Gather every line in the records below that contains the string "axis", and treat capital and lowercase letters as different.

---*---

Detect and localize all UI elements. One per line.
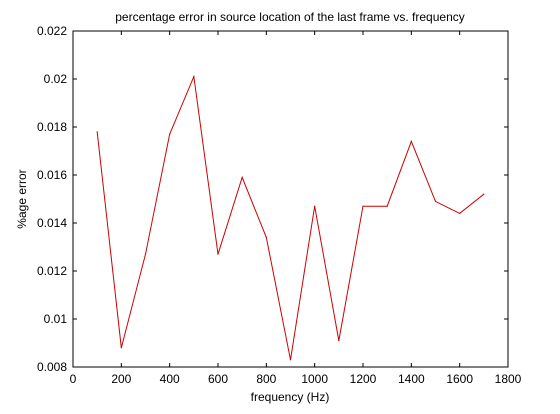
x-tick-label: 200 <box>111 372 131 386</box>
y-tick-label: 0.022 <box>37 24 67 38</box>
data-point <box>314 205 316 207</box>
data-point <box>459 212 461 214</box>
plot-area <box>72 30 509 368</box>
data-point <box>362 205 364 207</box>
y-tick-label: 0.014 <box>37 216 67 230</box>
x-tick-label: 1400 <box>398 372 425 386</box>
data-point <box>265 236 267 238</box>
x-tick-label: 1600 <box>446 372 473 386</box>
data-point <box>241 176 243 178</box>
x-axis: 0 200 400 600 800 1000 1200 1400 1600 1800 <box>70 31 522 386</box>
chart-title: percentage error in source location of t… <box>115 10 465 24</box>
x-tick-label: 400 <box>160 372 180 386</box>
x-tick-label: 1000 <box>301 372 328 386</box>
data-point <box>217 253 219 255</box>
y-tick-label: 0.016 <box>37 168 67 182</box>
x-tick-label: 800 <box>256 372 276 386</box>
x-tick-label: 1800 <box>495 372 522 386</box>
data-point <box>338 340 340 342</box>
x-axis-label: frequency (Hz) <box>251 390 330 404</box>
data-point <box>410 140 412 142</box>
x-tick-label: 1200 <box>350 372 377 386</box>
x-tick-label: 0 <box>70 372 77 386</box>
y-tick-label: 0.01 <box>44 312 68 326</box>
data-point <box>96 131 98 133</box>
y-tick-label: 0.012 <box>37 264 67 278</box>
y-axis-label: %age error <box>15 169 29 228</box>
data-point <box>144 253 147 255</box>
data-point <box>193 76 195 78</box>
data-point <box>120 347 122 349</box>
y-tick-label: 0.008 <box>37 360 67 374</box>
y-tick-label: 0.018 <box>37 120 67 134</box>
data-point <box>169 133 171 135</box>
series-layer <box>96 74 485 361</box>
y-axis: 0.008 0.01 0.012 0.014 0.016 0.018 0.02 0.022 <box>37 24 508 374</box>
y-tick-label: 0.02 <box>44 72 68 86</box>
data-point <box>434 200 437 202</box>
x-tick-label: 600 <box>208 372 228 386</box>
data-point <box>289 359 292 361</box>
data-point <box>483 193 485 195</box>
data-point <box>386 205 388 207</box>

---*---

- Exercise result -
x-axis: 0 200 400 600 800 1000 1200 1400 1600 1800 <box>70 31 522 386</box>
x-axis-label: frequency (Hz) <box>251 390 330 404</box>
y-axis-label: %age error <box>15 169 29 228</box>
y-axis: 0.008 0.01 0.012 0.014 0.016 0.018 0.02 0.022 <box>37 24 508 374</box>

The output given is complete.